WHAT YOU SHOULD DO: Reproduce every line of the records below without changing any character.

━━ RECORD SET

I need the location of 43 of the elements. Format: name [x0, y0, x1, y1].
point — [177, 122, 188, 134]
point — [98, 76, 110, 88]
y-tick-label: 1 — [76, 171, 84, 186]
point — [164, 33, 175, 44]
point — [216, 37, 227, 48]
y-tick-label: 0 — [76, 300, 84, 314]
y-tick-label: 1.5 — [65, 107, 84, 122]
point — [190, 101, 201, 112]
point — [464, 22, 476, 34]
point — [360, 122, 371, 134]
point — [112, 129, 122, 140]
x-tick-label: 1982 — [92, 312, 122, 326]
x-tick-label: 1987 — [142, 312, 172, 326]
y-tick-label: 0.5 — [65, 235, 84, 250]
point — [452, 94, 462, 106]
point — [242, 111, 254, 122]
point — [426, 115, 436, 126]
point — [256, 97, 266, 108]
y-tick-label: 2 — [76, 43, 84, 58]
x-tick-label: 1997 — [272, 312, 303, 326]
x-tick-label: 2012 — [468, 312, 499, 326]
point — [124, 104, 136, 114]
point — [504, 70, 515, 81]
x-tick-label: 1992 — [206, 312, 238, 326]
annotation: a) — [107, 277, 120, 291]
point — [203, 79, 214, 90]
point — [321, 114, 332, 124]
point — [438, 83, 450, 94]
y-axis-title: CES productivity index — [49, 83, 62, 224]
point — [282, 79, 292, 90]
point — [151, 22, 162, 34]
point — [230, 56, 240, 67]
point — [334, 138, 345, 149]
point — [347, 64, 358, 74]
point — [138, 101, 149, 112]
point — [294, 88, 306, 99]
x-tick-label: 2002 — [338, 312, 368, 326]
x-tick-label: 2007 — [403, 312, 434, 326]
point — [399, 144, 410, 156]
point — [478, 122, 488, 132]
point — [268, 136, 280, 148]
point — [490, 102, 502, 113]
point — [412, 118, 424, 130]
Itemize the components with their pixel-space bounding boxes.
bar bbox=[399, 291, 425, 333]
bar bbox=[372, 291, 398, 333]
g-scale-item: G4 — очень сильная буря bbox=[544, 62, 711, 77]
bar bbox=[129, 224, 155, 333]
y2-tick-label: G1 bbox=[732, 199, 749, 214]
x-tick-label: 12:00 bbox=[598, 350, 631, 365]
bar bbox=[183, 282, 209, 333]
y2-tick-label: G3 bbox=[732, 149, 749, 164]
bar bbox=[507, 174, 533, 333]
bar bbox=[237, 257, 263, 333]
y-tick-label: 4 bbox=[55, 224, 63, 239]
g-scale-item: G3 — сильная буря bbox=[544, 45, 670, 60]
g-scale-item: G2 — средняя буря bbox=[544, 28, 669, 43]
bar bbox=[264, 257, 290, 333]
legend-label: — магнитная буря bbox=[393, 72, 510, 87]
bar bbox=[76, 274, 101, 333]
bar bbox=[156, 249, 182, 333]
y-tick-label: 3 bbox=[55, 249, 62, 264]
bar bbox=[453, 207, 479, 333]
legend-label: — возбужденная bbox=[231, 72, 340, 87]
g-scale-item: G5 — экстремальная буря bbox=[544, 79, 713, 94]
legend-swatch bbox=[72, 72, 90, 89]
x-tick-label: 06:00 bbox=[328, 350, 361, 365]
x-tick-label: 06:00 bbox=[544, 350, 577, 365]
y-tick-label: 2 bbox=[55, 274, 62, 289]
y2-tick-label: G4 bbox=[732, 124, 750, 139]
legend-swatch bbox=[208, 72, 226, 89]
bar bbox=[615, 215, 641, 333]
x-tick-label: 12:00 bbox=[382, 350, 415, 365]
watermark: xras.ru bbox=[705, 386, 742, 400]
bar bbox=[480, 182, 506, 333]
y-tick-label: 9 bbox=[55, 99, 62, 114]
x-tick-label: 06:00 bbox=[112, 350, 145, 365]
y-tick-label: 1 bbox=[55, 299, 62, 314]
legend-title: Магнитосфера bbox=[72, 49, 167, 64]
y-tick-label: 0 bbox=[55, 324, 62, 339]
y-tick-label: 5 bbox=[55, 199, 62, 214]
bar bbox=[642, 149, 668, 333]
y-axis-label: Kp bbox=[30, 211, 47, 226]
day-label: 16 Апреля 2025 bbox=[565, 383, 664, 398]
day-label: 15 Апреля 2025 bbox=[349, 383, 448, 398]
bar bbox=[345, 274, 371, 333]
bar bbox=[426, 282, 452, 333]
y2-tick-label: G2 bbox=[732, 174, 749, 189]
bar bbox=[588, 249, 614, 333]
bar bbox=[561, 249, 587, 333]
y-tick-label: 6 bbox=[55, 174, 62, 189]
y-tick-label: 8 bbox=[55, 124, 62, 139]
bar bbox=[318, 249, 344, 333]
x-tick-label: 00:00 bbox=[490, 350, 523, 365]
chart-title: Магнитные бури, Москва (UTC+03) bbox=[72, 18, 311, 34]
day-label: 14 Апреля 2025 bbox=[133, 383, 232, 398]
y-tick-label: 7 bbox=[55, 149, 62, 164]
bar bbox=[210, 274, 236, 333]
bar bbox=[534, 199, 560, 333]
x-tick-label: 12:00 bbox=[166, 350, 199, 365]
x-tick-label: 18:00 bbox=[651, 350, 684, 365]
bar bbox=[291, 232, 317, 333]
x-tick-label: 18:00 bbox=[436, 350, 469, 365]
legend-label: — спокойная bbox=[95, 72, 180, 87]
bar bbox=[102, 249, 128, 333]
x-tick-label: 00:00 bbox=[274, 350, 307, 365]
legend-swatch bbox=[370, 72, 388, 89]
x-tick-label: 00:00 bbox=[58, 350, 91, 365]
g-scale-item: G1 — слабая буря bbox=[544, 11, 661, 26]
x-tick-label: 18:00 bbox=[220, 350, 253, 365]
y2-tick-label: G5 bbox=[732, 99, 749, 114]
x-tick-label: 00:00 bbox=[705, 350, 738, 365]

━━━━

RESPONSE TO THE TASK:
I need the location of 43 of the elements. Format: name [x0, y0, x1, y1].
point — [177, 122, 188, 134]
point — [98, 76, 110, 88]
y-tick-label: 1 — [76, 171, 84, 186]
point — [164, 33, 175, 44]
point — [216, 37, 227, 48]
y-tick-label: 0 — [76, 300, 84, 314]
y-tick-label: 1.5 — [65, 107, 84, 122]
point — [190, 101, 201, 112]
point — [464, 22, 476, 34]
point — [360, 122, 371, 134]
point — [112, 129, 122, 140]
x-tick-label: 1982 — [92, 312, 122, 326]
x-tick-label: 1987 — [142, 312, 172, 326]
y-tick-label: 0.5 — [65, 235, 84, 250]
point — [452, 94, 462, 106]
point — [242, 111, 254, 122]
point — [426, 115, 436, 126]
point — [256, 97, 266, 108]
y-tick-label: 2 — [76, 43, 84, 58]
x-tick-label: 1997 — [272, 312, 303, 326]
x-tick-label: 2012 — [468, 312, 499, 326]
point — [124, 104, 136, 114]
point — [504, 70, 515, 81]
x-tick-label: 1992 — [206, 312, 238, 326]
annotation: a) — [107, 277, 120, 291]
point — [203, 79, 214, 90]
point — [321, 114, 332, 124]
point — [438, 83, 450, 94]
y-axis-title: CES productivity index — [49, 83, 62, 224]
point — [282, 79, 292, 90]
point — [151, 22, 162, 34]
point — [230, 56, 240, 67]
point — [334, 138, 345, 149]
point — [347, 64, 358, 74]
point — [138, 101, 149, 112]
point — [294, 88, 306, 99]
x-tick-label: 2002 — [338, 312, 368, 326]
x-tick-label: 2007 — [403, 312, 434, 326]
point — [399, 144, 410, 156]
point — [478, 122, 488, 132]
point — [268, 136, 280, 148]
point — [490, 102, 502, 113]
point — [412, 118, 424, 130]
Itemize the components with their pixel-space bounding boxes.
bar bbox=[399, 291, 425, 333]
bar bbox=[372, 291, 398, 333]
g-scale-item: G4 — очень сильная буря bbox=[544, 62, 711, 77]
bar bbox=[129, 224, 155, 333]
y2-tick-label: G1 bbox=[732, 199, 749, 214]
x-tick-label: 12:00 bbox=[598, 350, 631, 365]
bar bbox=[183, 282, 209, 333]
y2-tick-label: G3 bbox=[732, 149, 749, 164]
bar bbox=[507, 174, 533, 333]
bar bbox=[237, 257, 263, 333]
y-tick-label: 4 bbox=[55, 224, 63, 239]
g-scale-item: G3 — сильная буря bbox=[544, 45, 670, 60]
g-scale-item: G2 — средняя буря bbox=[544, 28, 669, 43]
bar bbox=[264, 257, 290, 333]
legend-label: — магнитная буря bbox=[393, 72, 510, 87]
bar bbox=[76, 274, 101, 333]
bar bbox=[156, 249, 182, 333]
y-tick-label: 3 bbox=[55, 249, 62, 264]
bar bbox=[453, 207, 479, 333]
legend-label: — возбужденная bbox=[231, 72, 340, 87]
g-scale-item: G5 — экстремальная буря bbox=[544, 79, 713, 94]
legend-swatch bbox=[72, 72, 90, 89]
x-tick-label: 06:00 bbox=[328, 350, 361, 365]
x-tick-label: 06:00 bbox=[544, 350, 577, 365]
y-tick-label: 2 bbox=[55, 274, 62, 289]
y2-tick-label: G4 bbox=[732, 124, 750, 139]
legend-swatch bbox=[208, 72, 226, 89]
bar bbox=[615, 215, 641, 333]
x-tick-label: 12:00 bbox=[382, 350, 415, 365]
watermark: xras.ru bbox=[705, 386, 742, 400]
bar bbox=[480, 182, 506, 333]
y-tick-label: 9 bbox=[55, 99, 62, 114]
x-tick-label: 06:00 bbox=[112, 350, 145, 365]
y-tick-label: 1 bbox=[55, 299, 62, 314]
legend-title: Магнитосфера bbox=[72, 49, 167, 64]
y-tick-label: 0 bbox=[55, 324, 62, 339]
y-tick-label: 5 bbox=[55, 199, 62, 214]
bar bbox=[642, 149, 668, 333]
y-axis-label: Kp bbox=[30, 211, 47, 226]
day-label: 16 Апреля 2025 bbox=[565, 383, 664, 398]
day-label: 15 Апреля 2025 bbox=[349, 383, 448, 398]
bar bbox=[345, 274, 371, 333]
bar bbox=[426, 282, 452, 333]
y2-tick-label: G2 bbox=[732, 174, 749, 189]
bar bbox=[588, 249, 614, 333]
bar bbox=[561, 249, 587, 333]
y-tick-label: 6 bbox=[55, 174, 62, 189]
y-tick-label: 8 bbox=[55, 124, 62, 139]
bar bbox=[318, 249, 344, 333]
x-tick-label: 00:00 bbox=[490, 350, 523, 365]
chart-title: Магнитные бури, Москва (UTC+03) bbox=[72, 18, 311, 34]
day-label: 14 Апреля 2025 bbox=[133, 383, 232, 398]
y-tick-label: 7 bbox=[55, 149, 62, 164]
bar bbox=[210, 274, 236, 333]
bar bbox=[534, 199, 560, 333]
x-tick-label: 12:00 bbox=[166, 350, 199, 365]
x-tick-label: 18:00 bbox=[651, 350, 684, 365]
bar bbox=[291, 232, 317, 333]
x-tick-label: 18:00 bbox=[436, 350, 469, 365]
legend-label: — спокойная bbox=[95, 72, 180, 87]
bar bbox=[102, 249, 128, 333]
x-tick-label: 00:00 bbox=[274, 350, 307, 365]
legend-swatch bbox=[370, 72, 388, 89]
x-tick-label: 00:00 bbox=[58, 350, 91, 365]
g-scale-item: G1 — слабая буря bbox=[544, 11, 661, 26]
x-tick-label: 18:00 bbox=[220, 350, 253, 365]
y2-tick-label: G5 bbox=[732, 99, 749, 114]
x-tick-label: 00:00 bbox=[705, 350, 738, 365]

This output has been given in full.